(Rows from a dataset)
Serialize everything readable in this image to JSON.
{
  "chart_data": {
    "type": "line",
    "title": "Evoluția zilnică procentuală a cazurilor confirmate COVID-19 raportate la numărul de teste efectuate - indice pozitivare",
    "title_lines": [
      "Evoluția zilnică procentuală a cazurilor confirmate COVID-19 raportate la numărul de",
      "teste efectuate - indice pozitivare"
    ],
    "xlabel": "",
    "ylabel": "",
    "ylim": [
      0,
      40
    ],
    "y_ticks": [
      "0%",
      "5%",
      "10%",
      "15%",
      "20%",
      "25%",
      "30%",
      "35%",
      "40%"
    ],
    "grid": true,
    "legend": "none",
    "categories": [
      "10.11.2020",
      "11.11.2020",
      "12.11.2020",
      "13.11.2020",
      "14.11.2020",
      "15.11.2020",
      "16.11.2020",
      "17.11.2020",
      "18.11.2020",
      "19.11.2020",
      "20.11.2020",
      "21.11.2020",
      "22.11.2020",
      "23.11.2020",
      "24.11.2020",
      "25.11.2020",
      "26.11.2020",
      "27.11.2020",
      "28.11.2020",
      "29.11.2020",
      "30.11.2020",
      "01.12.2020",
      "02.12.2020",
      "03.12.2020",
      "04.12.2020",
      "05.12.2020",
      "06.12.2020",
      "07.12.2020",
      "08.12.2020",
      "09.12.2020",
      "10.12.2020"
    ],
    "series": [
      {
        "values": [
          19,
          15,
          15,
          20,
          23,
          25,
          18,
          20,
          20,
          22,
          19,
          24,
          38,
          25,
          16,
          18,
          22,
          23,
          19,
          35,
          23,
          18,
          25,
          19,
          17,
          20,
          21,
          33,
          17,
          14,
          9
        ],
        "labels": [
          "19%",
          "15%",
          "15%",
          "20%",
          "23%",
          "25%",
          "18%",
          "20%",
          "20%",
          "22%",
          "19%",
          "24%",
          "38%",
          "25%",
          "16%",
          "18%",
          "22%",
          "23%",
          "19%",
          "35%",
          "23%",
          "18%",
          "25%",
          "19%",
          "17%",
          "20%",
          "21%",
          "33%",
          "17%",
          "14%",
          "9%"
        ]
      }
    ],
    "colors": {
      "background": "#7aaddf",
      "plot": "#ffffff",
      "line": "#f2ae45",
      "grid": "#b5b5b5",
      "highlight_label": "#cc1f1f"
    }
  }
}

Work to complete
Lines holding the word "indice" should be counted across the entries; state only how many there are.

Problem solution
2